Recorded data:
▼▼▼
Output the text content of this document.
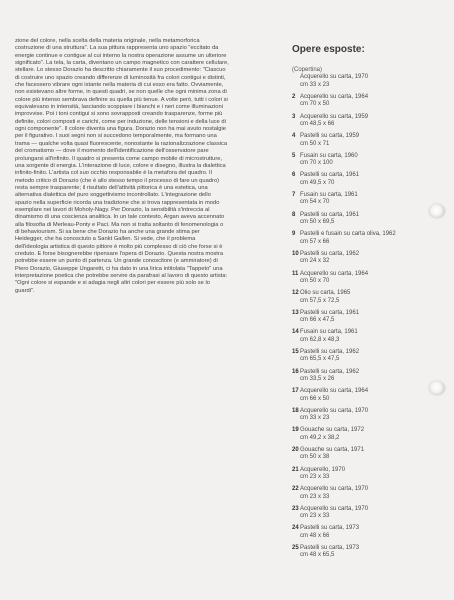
zione del colore, nella scelta della materia originale, nella metamorforica costruzione di una struttura". La sua pittura rappresenta uno spazio "eccitato da energie continue e contigue al cui interno la nostra operazione assume un ulteriore significato". La tela, la carta, diventano un campo magnetico con carattere cellulare, stellare. Lo stesso Dorazio ha descritto chiaramente il suo procedimento: "Ciascuo di costruire uno spazio creando differenze di luminosità fra colori contigui e distinti, che facessero vibrare ogni istante nella materia di cui esso era fatto. Ovviamente, non esistevano altre forme, in questi quadri, se non quelle che ogni minima zona di colore più intenso sembrava definire su quella più tenue. A volte però, tutti i colori si equivalevano in intensità, lasciando scoppiare i bianchi e i neri come illuminazioni improvvise. Poi i toni contigui si sono sovrapposti creando trasparenze, forme più definite, colori composti e carichi, come per induzione, delle tensioni e della luce di ogni componente". Il colore diventa una figura. Dorazio non ha mai avuto nostalgie per il figurativo. I suoi segni non si succedono temporalmente, ma formano una trama — qualche volta quasi fluorescente, nonostante la razionalizzazione classica del cromatismo — dove il momento dell'identificazione dell'osservatore pare prolungarsi all'infinito. Il quadro si presenta come campo mobile di microstrutture, una sorgente di energia. L'interazione di luce, colore e disegno, illustra la dialettica infinito-finito. L'artista col suo occhio responsabile è la metafora del quadro. Il metodo critico di Dorazio (che è allo stesso tempo il processo di fare un quadro) resta sempre trasparente; il risultato dell'attività pittorica è una estetica, una alternativa dialettica del puro soggettivismo incontrollato. L'integrazione dello spazio nella superficie ricorda una tradizione che si trova rappresentata in modo esemplare nei lavori di Moholy-Nagy. Per Dorazio, la sensibilità s'intreccia al dinamismo di una coscienza analitica. In un tale contesto, Argan aveva accennato alla filosofia di Merleau-Ponty e Paci. Ma non si tratta soltanto di fenomenologia o di behaviourism. Si sa bene che Dorazio ha anche una grande stima per Heidegger, che ha conosciuto a Sankt Gallen. Si vede, che il problema dell'ideologia artistica di questo pittore è molto più complesso di ciò che forse si è creduto. E forse bisognerebbe ripensare l'opera di Dorazio. Questa nostra mostra potrebbe essere un punto di partenza. Un grande conoscitore (e ammiratore) di Piero Dorazio, Giuseppe Ungaretti, ci ha dato in una lirica intitolata "Tappeto" una interpretazione poetica che potrebbe servire da parafrasi al lavoro di questo artista: "Ogni colore si espande e si adagia negli altri colori per essere più solo se lo guardi".

Opere esposte:
(Copertina)
Acquerello su carta, 1970
cm 33 x 23
2 Acquerello su carta, 1964
cm 70 x 50
3 Acquerello su carta, 1959
cm 48,5 x 66
4 Pastelli su carta, 1959
cm 50 x 71
5 Fusain su carta, 1960
cm 70 x 100
6 Pastelli su carta, 1961
cm 49,5 x 70
7 Fusain su carta, 1961
cm 54 x 70
8 Pastelli su carta, 1961
cm 50 x 69,5
9 Pastelli e fusain su carta oliva, 1962
cm 57 x 66
10 Pastelli su carta, 1962
cm 24 x 32
11 Acquerello su carta, 1964
cm 50 x 70
12 Olio su carta, 1965
cm 57,5 x 72,5
13 Pastelli su carta, 1961
cm 66 x 47,5
14 Fusain su carta, 1961
cm 62,8 x 48,3
15 Pastelli su carta, 1962
cm 65,5 x 47,5
16 Pastelli su carta, 1962
cm 33,5 x 26
17 Acquerello su carta, 1964
cm 66 x 50
18 Acquerello su carta, 1970
cm 33 x 23
19 Gouache su carta, 1972
cm 49,2 x 38,2
20 Gouache su carta, 1971
cm 50 x 38
21 Acquerello, 1970
cm 23 x 33
22 Acquerello su carta, 1970
cm 23 x 33
23 Acquerello su carta, 1970
cm 23 x 33
24 Pastelli su carta, 1973
cm 48 x 66
25 Pastelli su carta, 1973
cm 48 x 65,5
▲▲▲
WRITTEN EXERCISE: Search the data above for lines holding "Pastelli" and copy each of them.

RESPONSE:
4 Pastelli su carta, 1959
6 Pastelli su carta, 1961
8 Pastelli su carta, 1961
9 Pastelli e fusain su carta oliva, 1962
10 Pastelli su carta, 1962
13 Pastelli su carta, 1961
15 Pastelli su carta, 1962
16 Pastelli su carta, 1962
24 Pastelli su carta, 1973
25 Pastelli su carta, 1973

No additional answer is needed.